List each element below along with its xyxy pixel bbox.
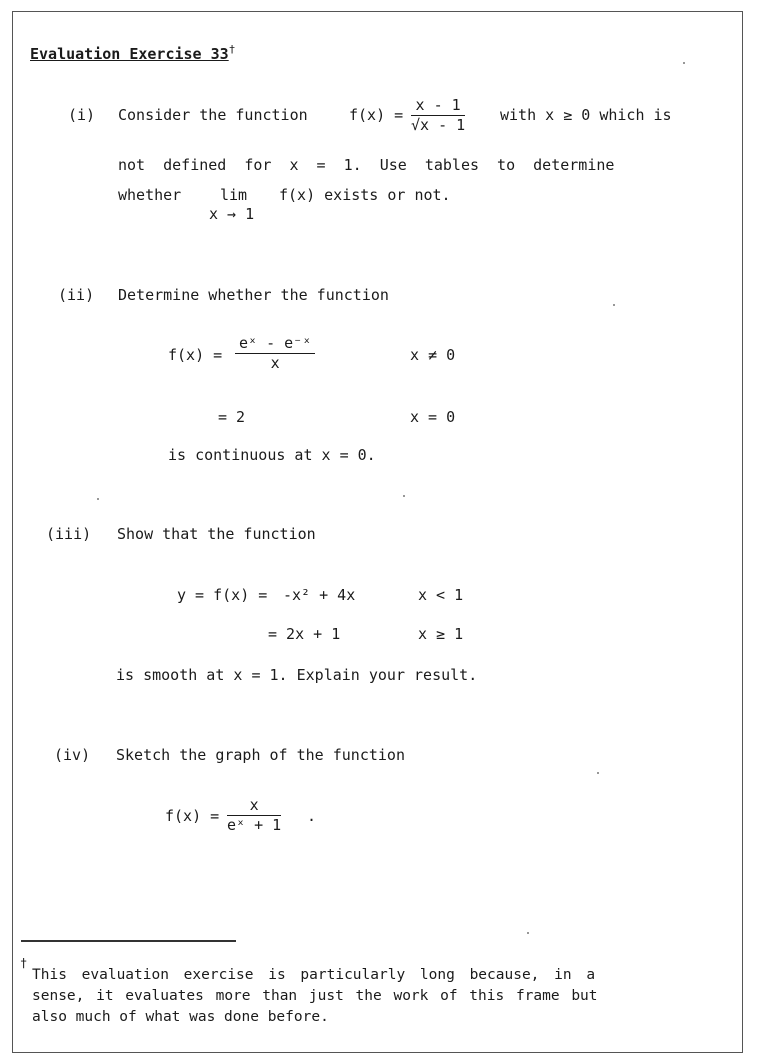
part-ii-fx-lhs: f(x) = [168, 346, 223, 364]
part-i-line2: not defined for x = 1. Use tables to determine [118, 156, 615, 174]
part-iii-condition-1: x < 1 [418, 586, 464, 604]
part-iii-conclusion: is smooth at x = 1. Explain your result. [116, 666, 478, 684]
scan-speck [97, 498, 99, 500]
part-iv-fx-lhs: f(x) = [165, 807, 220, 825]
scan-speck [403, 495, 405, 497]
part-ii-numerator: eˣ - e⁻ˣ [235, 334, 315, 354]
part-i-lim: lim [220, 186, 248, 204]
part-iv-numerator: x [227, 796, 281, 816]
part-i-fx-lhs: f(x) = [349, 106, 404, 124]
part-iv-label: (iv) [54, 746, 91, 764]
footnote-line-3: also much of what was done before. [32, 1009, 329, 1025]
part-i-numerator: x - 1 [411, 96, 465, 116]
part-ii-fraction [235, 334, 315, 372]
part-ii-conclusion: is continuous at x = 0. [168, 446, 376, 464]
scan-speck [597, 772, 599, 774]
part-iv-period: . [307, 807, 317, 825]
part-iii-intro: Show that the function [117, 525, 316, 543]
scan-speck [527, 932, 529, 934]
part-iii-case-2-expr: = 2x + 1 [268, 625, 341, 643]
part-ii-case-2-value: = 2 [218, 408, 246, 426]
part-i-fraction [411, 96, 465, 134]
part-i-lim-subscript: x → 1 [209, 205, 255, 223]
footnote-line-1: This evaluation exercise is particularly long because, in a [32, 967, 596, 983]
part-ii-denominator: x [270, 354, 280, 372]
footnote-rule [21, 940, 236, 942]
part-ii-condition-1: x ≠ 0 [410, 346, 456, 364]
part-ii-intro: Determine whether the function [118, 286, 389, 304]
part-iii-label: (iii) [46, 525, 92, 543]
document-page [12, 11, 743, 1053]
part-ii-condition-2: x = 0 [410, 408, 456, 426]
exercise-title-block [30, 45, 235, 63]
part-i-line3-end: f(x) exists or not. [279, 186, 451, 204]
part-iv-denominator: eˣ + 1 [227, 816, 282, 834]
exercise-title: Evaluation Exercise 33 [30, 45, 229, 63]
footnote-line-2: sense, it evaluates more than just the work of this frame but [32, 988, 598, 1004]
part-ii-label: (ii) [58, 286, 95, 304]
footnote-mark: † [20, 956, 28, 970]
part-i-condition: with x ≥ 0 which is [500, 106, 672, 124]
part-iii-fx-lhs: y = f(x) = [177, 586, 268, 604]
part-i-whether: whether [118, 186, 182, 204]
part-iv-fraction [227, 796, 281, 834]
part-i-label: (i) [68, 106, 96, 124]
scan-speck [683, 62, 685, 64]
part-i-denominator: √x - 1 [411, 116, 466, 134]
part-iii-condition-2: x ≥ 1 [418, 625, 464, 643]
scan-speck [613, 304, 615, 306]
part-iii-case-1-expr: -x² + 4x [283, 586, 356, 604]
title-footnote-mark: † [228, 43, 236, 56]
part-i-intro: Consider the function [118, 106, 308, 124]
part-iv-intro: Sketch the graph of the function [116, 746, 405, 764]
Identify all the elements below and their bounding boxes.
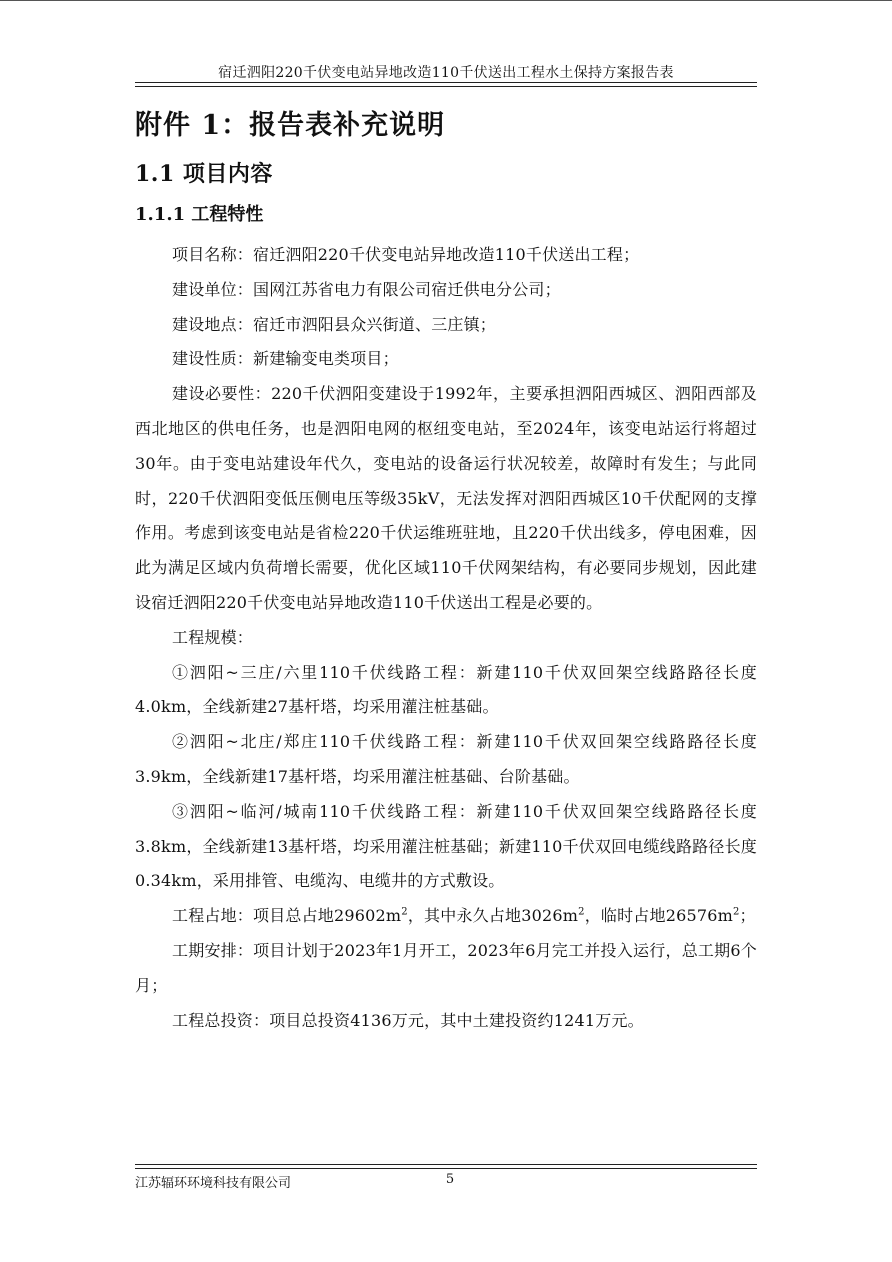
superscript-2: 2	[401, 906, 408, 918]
--------------------
WHAT YOU WILL DO
Put every line of the entries above into a Markdown table with the columns Row and Line, numbering the rows in order and skipping blank lines. Leave the pictures out of the table.

TASK RESPONSE
| Row | Line |
|---|---|
| 1 | List each element below along with its xyxy pixel bbox. |
| 2 | part-ii-fx-lhs: f(x) = [168, 346, 223, 364] |
| 3 | part-i-line2: not defined for x = 1. Use tables to determine [118, 156, 615, 174] |
| 4 | part-iii-condition-1: x < 1 [418, 586, 464, 604] |
| 5 | part-iii-conclusion: is smooth at x = 1. Explain your result. [116, 666, 478, 684] |
| 6 | scan-speck [97, 498, 99, 500] |
| 7 | part-iv-fx-lhs: f(x) = [165, 807, 220, 825] |
| 8 | scan-speck [403, 495, 405, 497] |
| 9 | part-ii-numerator: eˣ - e⁻ˣ [235, 334, 315, 354] |
| 10 | part-i-lim: lim [220, 186, 248, 204] |
| 11 | part-iv-numerator: x [227, 796, 281, 816] |
| 12 | part-i-fx-lhs: f(x) = [349, 106, 404, 124] |
| 13 | part-iv-label: (iv) [54, 746, 91, 764] |
| 14 | footnote-line-3: also much of what was done before. [32, 1009, 329, 1025] |
| 15 | part-i-numerator: x - 1 [411, 96, 465, 116] |
| 16 | part-ii-fraction [235, 334, 315, 372] |
| 17 | part-ii-conclusion: is continuous at x = 0. [168, 446, 376, 464] |
| 18 | scan-speck [597, 772, 599, 774] |
| 19 | part-iv-period: . [307, 807, 317, 825] |
| 20 | part-iii-intro: Show that the function [117, 525, 316, 543] |
| 21 | scan-speck [527, 932, 529, 934] |
| 22 | part-iii-case-2-expr: = 2x + 1 [268, 625, 341, 643] |
| 23 | part-ii-case-2-value: = 2 [218, 408, 246, 426] |
| 24 | part-i-fraction [411, 96, 465, 134] |
| 25 | part-i-lim-subscript: x → 1 [209, 205, 255, 223] |
| 26 | footnote-line-1: This evaluation exercise is particularly long because, in a [32, 967, 596, 983] |
| 27 | part-ii-denominator: x [270, 354, 280, 372] |
| 28 | footnote-rule [21, 940, 236, 942] |
| 29 | part-ii-condition-1: x ≠ 0 [410, 346, 456, 364] |
| 30 | part-ii-intro: Determine whether the function [118, 286, 389, 304] |
| 31 | part-iii-label: (iii) [46, 525, 92, 543] |
| 32 | document-page [12, 11, 743, 1053] |
| 33 | part-ii-condition-2: x = 0 [410, 408, 456, 426] |
| 34 | exercise-title-block [30, 45, 235, 63] |
| 35 | part-i-line3-end: f(x) exists or not. [279, 186, 451, 204] |
| 36 | part-iv-denominator: eˣ + 1 [227, 816, 282, 834] |
| 37 | exercise-title: Evaluation Exercise 33 [30, 45, 229, 63] |
| 38 | footnote-line-2: sense, it evaluates more than just the work of this frame but [32, 988, 598, 1004] |
| 39 | part-ii-label: (ii) [58, 286, 95, 304] |
| 40 | footnote-mark: † [20, 956, 28, 970] |
| 41 | part-i-condition: with x ≥ 0 which is [500, 106, 672, 124] |
| 42 | part-iii-fx-lhs: y = f(x) = [177, 586, 268, 604] |
| 43 | part-i-whether: whether [118, 186, 182, 204] |
| 44 | part-iv-fraction [227, 796, 281, 834] |
| 45 | part-i-label: (i) [68, 106, 96, 124] |
| 46 | scan-speck [683, 62, 685, 64] |
| 47 | part-i-denominator: √x - 1 [411, 116, 466, 134] |
| 48 | part-iii-condition-2: x ≥ 1 [418, 625, 464, 643] |
| 49 | scan-speck [613, 304, 615, 306] |
| 50 | part-iii-case-1-expr: -x² + 4x [283, 586, 356, 604] |
| 51 | title-footnote-mark: † [228, 43, 236, 56] |
| 52 | part-i-intro: Consider the function [118, 106, 308, 124] |
| 53 | part-iv-intro: Sketch the graph of the function [116, 746, 405, 764] |
| 54 | Identify all the elements below and their bounding boxes. |
| 55 | superscript-2: 2	[401, 906, 408, 918] |